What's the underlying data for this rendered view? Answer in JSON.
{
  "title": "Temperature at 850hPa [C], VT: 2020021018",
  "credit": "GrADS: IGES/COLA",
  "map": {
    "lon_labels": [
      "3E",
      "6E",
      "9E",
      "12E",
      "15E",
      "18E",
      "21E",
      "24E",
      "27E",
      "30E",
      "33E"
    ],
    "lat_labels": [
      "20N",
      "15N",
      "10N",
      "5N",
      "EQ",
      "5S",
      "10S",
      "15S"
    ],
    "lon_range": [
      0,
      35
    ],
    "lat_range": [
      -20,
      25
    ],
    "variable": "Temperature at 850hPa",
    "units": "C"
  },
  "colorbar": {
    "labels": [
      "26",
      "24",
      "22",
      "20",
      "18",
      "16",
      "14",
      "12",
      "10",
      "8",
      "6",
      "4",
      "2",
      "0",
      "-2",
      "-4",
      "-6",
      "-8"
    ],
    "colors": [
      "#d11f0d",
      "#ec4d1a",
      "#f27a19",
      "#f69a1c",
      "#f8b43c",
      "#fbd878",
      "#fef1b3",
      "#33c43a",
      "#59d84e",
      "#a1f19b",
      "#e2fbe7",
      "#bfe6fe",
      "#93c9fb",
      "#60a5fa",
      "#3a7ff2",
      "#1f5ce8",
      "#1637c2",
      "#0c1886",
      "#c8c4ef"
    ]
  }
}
^^^^
Task to carry out:
Please reproduce the entire listing, exactly as shown.

Worked solution:
What's the underlying data for this rendered view? Answer in JSON.
{
  "title": "Temperature at 850hPa [C], VT: 2020021018",
  "credit": "GrADS: IGES/COLA",
  "map": {
    "lon_labels": [
      "3E",
      "6E",
      "9E",
      "12E",
      "15E",
      "18E",
      "21E",
      "24E",
      "27E",
      "30E",
      "33E"
    ],
    "lat_labels": [
      "20N",
      "15N",
      "10N",
      "5N",
      "EQ",
      "5S",
      "10S",
      "15S"
    ],
    "lon_range": [
      0,
      35
    ],
    "lat_range": [
      -20,
      25
    ],
    "variable": "Temperature at 850hPa",
    "units": "C"
  },
  "colorbar": {
    "labels": [
      "26",
      "24",
      "22",
      "20",
      "18",
      "16",
      "14",
      "12",
      "10",
      "8",
      "6",
      "4",
      "2",
      "0",
      "-2",
      "-4",
      "-6",
      "-8"
    ],
    "colors": [
      "#d11f0d",
      "#ec4d1a",
      "#f27a19",
      "#f69a1c",
      "#f8b43c",
      "#fbd878",
      "#fef1b3",
      "#33c43a",
      "#59d84e",
      "#a1f19b",
      "#e2fbe7",
      "#bfe6fe",
      "#93c9fb",
      "#60a5fa",
      "#3a7ff2",
      "#1f5ce8",
      "#1637c2",
      "#0c1886",
      "#c8c4ef"
    ]
  }
}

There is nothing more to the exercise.